**Exercise brief**
Read the records below. Copy each line where the string "text" occurs.

**Stored records**
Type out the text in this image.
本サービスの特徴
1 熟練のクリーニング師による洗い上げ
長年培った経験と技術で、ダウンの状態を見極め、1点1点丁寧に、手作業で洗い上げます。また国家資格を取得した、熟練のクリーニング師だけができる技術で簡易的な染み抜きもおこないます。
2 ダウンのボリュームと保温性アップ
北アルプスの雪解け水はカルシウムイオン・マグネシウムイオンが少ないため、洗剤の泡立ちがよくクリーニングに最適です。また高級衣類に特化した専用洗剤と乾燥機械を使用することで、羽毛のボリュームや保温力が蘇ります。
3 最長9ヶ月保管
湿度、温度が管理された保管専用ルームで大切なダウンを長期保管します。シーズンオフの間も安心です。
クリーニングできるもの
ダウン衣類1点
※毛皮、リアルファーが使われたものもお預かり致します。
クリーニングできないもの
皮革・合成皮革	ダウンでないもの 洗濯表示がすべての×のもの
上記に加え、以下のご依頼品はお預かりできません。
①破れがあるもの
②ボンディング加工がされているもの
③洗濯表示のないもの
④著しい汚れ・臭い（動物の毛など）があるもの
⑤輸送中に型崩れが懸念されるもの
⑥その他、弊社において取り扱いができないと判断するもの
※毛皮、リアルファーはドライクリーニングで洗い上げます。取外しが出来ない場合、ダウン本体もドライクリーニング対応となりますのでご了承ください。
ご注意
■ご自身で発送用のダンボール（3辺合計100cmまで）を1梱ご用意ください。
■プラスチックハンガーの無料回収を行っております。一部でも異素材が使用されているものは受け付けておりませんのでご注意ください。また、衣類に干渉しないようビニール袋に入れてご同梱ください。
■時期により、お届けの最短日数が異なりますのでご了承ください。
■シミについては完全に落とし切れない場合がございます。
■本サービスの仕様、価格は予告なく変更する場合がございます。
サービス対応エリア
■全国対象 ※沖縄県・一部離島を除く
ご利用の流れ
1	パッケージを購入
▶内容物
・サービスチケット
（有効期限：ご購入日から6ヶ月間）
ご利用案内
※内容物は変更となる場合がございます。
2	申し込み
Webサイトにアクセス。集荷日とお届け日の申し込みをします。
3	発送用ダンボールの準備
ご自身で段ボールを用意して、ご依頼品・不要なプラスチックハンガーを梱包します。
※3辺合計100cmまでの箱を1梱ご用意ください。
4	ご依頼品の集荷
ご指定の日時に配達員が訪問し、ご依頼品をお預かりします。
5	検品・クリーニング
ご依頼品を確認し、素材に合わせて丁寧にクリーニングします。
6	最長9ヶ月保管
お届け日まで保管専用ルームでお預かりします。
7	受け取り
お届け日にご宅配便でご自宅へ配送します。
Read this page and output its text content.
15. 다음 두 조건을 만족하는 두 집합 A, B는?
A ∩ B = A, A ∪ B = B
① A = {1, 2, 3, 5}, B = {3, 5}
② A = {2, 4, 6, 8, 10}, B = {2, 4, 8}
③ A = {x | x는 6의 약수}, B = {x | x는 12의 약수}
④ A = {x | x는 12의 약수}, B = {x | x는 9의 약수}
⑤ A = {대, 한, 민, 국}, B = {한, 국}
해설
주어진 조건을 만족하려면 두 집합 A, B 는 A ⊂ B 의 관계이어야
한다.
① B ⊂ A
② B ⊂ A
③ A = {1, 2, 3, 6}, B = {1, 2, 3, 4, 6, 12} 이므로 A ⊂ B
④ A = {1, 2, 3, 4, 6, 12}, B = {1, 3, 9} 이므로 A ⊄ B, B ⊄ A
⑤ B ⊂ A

**Task solution**
Type out the text in this image.
Read this page and output its text content.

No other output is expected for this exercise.